Records follow. Copy every line with "Temperatura".

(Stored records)
━━━━━━━━━━━━━━━━

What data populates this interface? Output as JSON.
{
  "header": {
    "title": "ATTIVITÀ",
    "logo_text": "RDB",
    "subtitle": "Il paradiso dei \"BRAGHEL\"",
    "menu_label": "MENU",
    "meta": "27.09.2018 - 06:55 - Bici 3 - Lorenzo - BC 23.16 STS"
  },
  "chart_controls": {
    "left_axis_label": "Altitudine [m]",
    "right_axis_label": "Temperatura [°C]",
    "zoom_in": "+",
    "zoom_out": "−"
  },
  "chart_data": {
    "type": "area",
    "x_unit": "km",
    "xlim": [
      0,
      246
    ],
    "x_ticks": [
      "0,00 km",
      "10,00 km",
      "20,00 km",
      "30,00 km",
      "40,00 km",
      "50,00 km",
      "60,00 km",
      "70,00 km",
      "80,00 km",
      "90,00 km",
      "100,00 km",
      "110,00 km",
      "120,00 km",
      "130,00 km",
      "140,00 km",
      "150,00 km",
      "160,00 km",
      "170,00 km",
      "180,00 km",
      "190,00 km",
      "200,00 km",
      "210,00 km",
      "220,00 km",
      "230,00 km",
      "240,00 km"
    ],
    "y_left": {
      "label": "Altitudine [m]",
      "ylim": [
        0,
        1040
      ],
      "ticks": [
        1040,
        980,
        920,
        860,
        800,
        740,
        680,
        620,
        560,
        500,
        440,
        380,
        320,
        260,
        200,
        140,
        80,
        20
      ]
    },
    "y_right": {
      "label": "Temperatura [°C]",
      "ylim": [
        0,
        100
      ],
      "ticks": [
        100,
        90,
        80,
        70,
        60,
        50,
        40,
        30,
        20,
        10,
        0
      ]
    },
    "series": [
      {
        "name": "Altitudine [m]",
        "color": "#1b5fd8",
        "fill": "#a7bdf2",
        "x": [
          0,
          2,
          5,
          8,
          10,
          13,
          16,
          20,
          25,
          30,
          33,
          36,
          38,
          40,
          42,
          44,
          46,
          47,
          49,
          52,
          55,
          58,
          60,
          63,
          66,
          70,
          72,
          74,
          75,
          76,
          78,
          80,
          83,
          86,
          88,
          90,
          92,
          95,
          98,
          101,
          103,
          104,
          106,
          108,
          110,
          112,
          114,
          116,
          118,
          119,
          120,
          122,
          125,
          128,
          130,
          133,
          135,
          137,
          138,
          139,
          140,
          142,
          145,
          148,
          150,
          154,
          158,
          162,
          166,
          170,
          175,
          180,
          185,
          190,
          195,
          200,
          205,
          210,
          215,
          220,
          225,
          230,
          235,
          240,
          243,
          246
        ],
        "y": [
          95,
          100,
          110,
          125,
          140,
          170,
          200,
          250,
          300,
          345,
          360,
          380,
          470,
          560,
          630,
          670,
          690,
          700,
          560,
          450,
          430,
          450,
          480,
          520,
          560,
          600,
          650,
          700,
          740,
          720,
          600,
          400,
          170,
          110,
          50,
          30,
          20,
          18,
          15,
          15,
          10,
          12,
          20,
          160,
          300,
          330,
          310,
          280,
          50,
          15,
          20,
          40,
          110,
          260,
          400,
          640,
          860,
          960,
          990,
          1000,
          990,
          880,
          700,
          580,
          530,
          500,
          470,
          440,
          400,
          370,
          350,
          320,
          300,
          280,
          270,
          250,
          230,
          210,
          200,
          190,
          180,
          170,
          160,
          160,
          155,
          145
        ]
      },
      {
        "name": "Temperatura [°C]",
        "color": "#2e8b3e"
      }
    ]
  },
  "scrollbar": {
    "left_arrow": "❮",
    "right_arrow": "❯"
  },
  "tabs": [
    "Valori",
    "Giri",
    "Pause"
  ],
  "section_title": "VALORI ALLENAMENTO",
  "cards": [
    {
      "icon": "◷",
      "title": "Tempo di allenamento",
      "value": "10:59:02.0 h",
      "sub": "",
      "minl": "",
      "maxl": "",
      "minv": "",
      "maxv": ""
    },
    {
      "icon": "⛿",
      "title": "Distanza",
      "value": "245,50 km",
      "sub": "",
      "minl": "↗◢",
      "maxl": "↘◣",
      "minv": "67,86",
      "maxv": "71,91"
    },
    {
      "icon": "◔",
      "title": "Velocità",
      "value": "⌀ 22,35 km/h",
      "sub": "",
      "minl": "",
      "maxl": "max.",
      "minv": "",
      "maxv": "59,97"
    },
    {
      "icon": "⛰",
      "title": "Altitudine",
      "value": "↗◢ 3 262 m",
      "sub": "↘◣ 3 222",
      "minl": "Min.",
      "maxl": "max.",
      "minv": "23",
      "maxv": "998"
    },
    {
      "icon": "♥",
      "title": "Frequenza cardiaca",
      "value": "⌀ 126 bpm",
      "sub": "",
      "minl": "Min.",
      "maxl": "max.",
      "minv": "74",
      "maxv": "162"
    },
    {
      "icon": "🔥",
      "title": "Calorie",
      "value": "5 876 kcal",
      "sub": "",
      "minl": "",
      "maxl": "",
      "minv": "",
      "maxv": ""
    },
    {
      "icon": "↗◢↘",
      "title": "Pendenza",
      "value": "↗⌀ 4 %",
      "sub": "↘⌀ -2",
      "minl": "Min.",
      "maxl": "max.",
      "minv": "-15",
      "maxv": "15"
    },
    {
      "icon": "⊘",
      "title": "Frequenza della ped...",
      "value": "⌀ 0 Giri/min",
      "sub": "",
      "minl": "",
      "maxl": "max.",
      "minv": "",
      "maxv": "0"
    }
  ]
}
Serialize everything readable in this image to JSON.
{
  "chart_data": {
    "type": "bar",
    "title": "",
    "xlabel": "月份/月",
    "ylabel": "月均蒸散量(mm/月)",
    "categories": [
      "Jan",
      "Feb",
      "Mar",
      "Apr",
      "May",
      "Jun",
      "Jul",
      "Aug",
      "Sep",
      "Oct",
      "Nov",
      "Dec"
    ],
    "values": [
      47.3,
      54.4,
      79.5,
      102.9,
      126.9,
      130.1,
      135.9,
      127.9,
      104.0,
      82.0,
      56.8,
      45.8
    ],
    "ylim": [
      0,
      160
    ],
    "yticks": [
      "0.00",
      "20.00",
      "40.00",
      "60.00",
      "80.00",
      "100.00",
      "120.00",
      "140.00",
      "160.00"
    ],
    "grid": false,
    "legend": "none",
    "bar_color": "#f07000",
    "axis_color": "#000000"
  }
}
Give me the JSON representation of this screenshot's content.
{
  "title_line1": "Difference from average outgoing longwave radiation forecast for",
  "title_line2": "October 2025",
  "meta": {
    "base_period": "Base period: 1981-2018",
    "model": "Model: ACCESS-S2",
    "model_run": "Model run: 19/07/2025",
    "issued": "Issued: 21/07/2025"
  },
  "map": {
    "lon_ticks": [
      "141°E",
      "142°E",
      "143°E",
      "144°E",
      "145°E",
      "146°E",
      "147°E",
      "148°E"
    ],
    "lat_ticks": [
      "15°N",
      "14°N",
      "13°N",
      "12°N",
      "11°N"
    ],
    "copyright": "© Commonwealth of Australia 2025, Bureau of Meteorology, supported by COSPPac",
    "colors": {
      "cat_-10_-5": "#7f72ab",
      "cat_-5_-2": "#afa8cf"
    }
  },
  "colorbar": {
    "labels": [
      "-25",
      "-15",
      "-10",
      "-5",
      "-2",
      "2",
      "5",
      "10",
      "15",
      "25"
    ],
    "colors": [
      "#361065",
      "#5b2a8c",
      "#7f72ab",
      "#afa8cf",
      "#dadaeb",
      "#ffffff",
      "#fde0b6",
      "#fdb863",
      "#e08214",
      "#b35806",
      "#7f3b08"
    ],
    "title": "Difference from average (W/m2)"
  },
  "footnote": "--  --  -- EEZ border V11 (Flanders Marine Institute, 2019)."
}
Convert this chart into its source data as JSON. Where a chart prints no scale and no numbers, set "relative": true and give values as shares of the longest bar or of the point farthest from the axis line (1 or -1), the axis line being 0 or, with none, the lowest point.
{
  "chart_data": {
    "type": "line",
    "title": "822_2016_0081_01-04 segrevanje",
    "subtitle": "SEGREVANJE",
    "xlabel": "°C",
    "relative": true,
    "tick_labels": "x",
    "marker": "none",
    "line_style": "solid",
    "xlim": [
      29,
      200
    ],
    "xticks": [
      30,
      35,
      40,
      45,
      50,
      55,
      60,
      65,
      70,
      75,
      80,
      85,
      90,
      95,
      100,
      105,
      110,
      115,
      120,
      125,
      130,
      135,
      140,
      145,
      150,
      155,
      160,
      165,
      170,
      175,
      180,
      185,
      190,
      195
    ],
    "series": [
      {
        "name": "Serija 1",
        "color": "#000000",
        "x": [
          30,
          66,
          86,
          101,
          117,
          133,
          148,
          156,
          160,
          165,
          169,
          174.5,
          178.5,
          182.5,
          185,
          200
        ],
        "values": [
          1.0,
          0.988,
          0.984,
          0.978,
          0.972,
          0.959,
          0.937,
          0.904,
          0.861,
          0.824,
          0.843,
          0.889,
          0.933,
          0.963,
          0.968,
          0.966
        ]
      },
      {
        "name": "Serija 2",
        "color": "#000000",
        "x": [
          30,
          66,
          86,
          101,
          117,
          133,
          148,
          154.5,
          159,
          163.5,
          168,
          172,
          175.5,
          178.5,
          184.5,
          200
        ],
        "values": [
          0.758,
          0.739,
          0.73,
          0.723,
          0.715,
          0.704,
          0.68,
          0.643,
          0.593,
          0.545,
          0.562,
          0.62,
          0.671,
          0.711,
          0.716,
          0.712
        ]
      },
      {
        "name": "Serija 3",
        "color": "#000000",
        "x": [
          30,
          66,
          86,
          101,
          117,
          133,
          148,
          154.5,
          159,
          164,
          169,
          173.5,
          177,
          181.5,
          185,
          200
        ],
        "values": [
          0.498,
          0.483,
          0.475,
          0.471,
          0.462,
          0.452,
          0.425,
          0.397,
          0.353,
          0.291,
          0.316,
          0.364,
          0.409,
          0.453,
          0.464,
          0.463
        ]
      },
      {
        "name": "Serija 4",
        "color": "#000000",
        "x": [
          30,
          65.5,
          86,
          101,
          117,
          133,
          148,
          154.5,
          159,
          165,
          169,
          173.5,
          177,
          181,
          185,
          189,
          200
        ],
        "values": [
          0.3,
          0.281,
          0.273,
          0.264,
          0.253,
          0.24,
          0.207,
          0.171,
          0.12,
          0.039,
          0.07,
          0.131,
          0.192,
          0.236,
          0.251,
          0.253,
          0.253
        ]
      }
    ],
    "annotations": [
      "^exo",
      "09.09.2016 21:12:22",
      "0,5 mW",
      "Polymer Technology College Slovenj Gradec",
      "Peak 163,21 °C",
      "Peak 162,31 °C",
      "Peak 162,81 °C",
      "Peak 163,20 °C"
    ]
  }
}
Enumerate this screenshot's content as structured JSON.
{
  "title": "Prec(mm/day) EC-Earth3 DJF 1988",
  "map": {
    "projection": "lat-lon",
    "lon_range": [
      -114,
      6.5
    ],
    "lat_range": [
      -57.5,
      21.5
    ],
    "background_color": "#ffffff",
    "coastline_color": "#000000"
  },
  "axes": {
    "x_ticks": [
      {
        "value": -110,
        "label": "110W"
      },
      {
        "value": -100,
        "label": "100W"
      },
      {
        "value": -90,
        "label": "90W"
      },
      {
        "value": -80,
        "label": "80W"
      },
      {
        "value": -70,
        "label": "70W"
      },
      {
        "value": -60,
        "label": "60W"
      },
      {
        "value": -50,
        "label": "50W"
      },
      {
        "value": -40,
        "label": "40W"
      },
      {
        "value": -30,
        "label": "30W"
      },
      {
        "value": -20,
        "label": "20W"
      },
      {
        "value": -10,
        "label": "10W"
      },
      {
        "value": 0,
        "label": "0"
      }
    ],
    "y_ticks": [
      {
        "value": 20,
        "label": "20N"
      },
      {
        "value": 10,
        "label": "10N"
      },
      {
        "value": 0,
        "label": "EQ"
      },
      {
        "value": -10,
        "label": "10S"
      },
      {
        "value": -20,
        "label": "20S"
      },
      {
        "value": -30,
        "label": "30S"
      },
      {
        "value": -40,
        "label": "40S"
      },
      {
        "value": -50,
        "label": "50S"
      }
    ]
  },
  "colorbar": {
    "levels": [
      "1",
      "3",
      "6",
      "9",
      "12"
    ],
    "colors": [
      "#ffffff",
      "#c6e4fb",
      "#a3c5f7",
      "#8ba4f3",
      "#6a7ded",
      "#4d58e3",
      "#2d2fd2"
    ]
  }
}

━━━━━━━━━━━━━━━━

_SOLUTION TO THE EXERCISE:_
    "right_axis_label": "Temperatura [°C]",
      "label": "Temperatura [°C]",
        "name": "Temperatura [°C]",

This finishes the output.